WRITTEN INSTRUCTION >>
Repeat the listing in full, word for word.

***** DATA ENTRIES

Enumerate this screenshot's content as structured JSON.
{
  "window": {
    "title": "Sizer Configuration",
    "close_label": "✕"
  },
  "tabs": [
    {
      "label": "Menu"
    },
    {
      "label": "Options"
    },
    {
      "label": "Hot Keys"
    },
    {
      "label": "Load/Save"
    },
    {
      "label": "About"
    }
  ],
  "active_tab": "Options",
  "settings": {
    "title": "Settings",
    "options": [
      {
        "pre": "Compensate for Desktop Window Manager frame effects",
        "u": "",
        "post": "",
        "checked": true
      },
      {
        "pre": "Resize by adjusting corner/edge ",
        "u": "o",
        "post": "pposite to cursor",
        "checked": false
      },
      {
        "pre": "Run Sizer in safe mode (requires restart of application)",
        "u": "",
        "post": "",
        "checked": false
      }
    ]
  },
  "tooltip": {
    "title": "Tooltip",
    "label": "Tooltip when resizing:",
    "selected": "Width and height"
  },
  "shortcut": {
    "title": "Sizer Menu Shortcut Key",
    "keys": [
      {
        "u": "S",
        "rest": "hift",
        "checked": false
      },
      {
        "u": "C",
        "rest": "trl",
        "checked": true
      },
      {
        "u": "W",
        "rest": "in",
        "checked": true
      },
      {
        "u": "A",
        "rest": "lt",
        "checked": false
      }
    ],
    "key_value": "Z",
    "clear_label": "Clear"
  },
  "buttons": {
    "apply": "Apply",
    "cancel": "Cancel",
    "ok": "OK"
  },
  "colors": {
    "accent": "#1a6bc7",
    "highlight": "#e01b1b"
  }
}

**********

TASK OUTPUT >>
Enumerate this screenshot's content as structured JSON.
{
  "window": {
    "title": "Sizer Configuration",
    "close_label": "✕"
  },
  "tabs": [
    {
      "label": "Menu"
    },
    {
      "label": "Options"
    },
    {
      "label": "Hot Keys"
    },
    {
      "label": "Load/Save"
    },
    {
      "label": "About"
    }
  ],
  "active_tab": "Options",
  "settings": {
    "title": "Settings",
    "options": [
      {
        "pre": "Compensate for Desktop Window Manager frame effects",
        "u": "",
        "post": "",
        "checked": true
      },
      {
        "pre": "Resize by adjusting corner/edge ",
        "u": "o",
        "post": "pposite to cursor",
        "checked": false
      },
      {
        "pre": "Run Sizer in safe mode (requires restart of application)",
        "u": "",
        "post": "",
        "checked": false
      }
    ]
  },
  "tooltip": {
    "title": "Tooltip",
    "label": "Tooltip when resizing:",
    "selected": "Width and height"
  },
  "shortcut": {
    "title": "Sizer Menu Shortcut Key",
    "keys": [
      {
        "u": "S",
        "rest": "hift",
        "checked": false
      },
      {
        "u": "C",
        "rest": "trl",
        "checked": true
      },
      {
        "u": "W",
        "rest": "in",
        "checked": true
      },
      {
        "u": "A",
        "rest": "lt",
        "checked": false
      }
    ],
    "key_value": "Z",
    "clear_label": "Clear"
  },
  "buttons": {
    "apply": "Apply",
    "cancel": "Cancel",
    "ok": "OK"
  },
  "colors": {
    "accent": "#1a6bc7",
    "highlight": "#e01b1b"
  }
}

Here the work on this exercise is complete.